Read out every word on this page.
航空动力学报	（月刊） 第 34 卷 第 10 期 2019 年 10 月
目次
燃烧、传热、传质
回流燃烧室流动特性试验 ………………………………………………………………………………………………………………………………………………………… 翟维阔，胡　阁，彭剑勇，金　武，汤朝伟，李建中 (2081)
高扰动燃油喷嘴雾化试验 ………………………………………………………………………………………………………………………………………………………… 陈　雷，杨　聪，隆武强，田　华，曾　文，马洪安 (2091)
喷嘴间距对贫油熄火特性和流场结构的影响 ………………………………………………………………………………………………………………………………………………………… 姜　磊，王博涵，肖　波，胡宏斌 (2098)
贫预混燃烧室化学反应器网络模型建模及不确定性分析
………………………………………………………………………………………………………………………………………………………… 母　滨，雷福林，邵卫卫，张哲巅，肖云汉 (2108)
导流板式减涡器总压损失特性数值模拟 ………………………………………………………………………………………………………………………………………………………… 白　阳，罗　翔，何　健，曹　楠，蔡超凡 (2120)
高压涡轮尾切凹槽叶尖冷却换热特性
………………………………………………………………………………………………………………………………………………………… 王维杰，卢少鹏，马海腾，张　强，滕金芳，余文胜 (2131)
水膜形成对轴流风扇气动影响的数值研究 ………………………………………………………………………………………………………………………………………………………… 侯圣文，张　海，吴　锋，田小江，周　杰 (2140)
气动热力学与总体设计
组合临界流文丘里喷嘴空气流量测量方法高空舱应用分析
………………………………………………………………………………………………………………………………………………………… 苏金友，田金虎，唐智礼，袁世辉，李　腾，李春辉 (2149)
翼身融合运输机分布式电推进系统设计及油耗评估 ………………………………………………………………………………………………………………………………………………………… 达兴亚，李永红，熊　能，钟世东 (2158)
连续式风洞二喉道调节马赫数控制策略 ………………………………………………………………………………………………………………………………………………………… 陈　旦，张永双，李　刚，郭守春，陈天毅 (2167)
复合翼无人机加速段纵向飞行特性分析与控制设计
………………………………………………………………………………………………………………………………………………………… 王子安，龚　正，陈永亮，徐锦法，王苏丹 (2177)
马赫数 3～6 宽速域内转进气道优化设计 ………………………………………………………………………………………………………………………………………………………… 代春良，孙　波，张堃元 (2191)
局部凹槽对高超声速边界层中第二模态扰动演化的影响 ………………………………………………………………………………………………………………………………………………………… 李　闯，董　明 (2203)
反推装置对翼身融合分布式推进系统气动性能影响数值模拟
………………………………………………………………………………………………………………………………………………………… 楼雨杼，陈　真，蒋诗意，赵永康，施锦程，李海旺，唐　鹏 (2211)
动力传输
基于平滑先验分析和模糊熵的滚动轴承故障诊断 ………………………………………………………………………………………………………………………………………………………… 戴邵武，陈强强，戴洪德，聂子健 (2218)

* **Directions**
Reproduce the records above exactly as they appear.

* **Full response**
Read out every word on this page.
航空动力学报	（月刊） 第 34 卷 第 10 期 2019 年 10 月
目次
燃烧、传热、传质
回流燃烧室流动特性试验 ………………………………………………………………………………………………………………………………………………………… 翟维阔，胡　阁，彭剑勇，金　武，汤朝伟，李建中 (2081)
高扰动燃油喷嘴雾化试验 ………………………………………………………………………………………………………………………………………………………… 陈　雷，杨　聪，隆武强，田　华，曾　文，马洪安 (2091)
喷嘴间距对贫油熄火特性和流场结构的影响 ………………………………………………………………………………………………………………………………………………………… 姜　磊，王博涵，肖　波，胡宏斌 (2098)
贫预混燃烧室化学反应器网络模型建模及不确定性分析
………………………………………………………………………………………………………………………………………………………… 母　滨，雷福林，邵卫卫，张哲巅，肖云汉 (2108)
导流板式减涡器总压损失特性数值模拟 ………………………………………………………………………………………………………………………………………………………… 白　阳，罗　翔，何　健，曹　楠，蔡超凡 (2120)
高压涡轮尾切凹槽叶尖冷却换热特性
………………………………………………………………………………………………………………………………………………………… 王维杰，卢少鹏，马海腾，张　强，滕金芳，余文胜 (2131)
水膜形成对轴流风扇气动影响的数值研究 ………………………………………………………………………………………………………………………………………………………… 侯圣文，张　海，吴　锋，田小江，周　杰 (2140)
气动热力学与总体设计
组合临界流文丘里喷嘴空气流量测量方法高空舱应用分析
………………………………………………………………………………………………………………………………………………………… 苏金友，田金虎，唐智礼，袁世辉，李　腾，李春辉 (2149)
翼身融合运输机分布式电推进系统设计及油耗评估 ………………………………………………………………………………………………………………………………………………………… 达兴亚，李永红，熊　能，钟世东 (2158)
连续式风洞二喉道调节马赫数控制策略 ………………………………………………………………………………………………………………………………………………………… 陈　旦，张永双，李　刚，郭守春，陈天毅 (2167)
复合翼无人机加速段纵向飞行特性分析与控制设计
………………………………………………………………………………………………………………………………………………………… 王子安，龚　正，陈永亮，徐锦法，王苏丹 (2177)
马赫数 3～6 宽速域内转进气道优化设计 ………………………………………………………………………………………………………………………………………………………… 代春良，孙　波，张堃元 (2191)
局部凹槽对高超声速边界层中第二模态扰动演化的影响 ………………………………………………………………………………………………………………………………………………………… 李　闯，董　明 (2203)
反推装置对翼身融合分布式推进系统气动性能影响数值模拟
………………………………………………………………………………………………………………………………………………………… 楼雨杼，陈　真，蒋诗意，赵永康，施锦程，李海旺，唐　鹏 (2211)
动力传输
基于平滑先验分析和模糊熵的滚动轴承故障诊断 ………………………………………………………………………………………………………………………………………………………… 戴邵武，陈强强，戴洪德，聂子健 (2218)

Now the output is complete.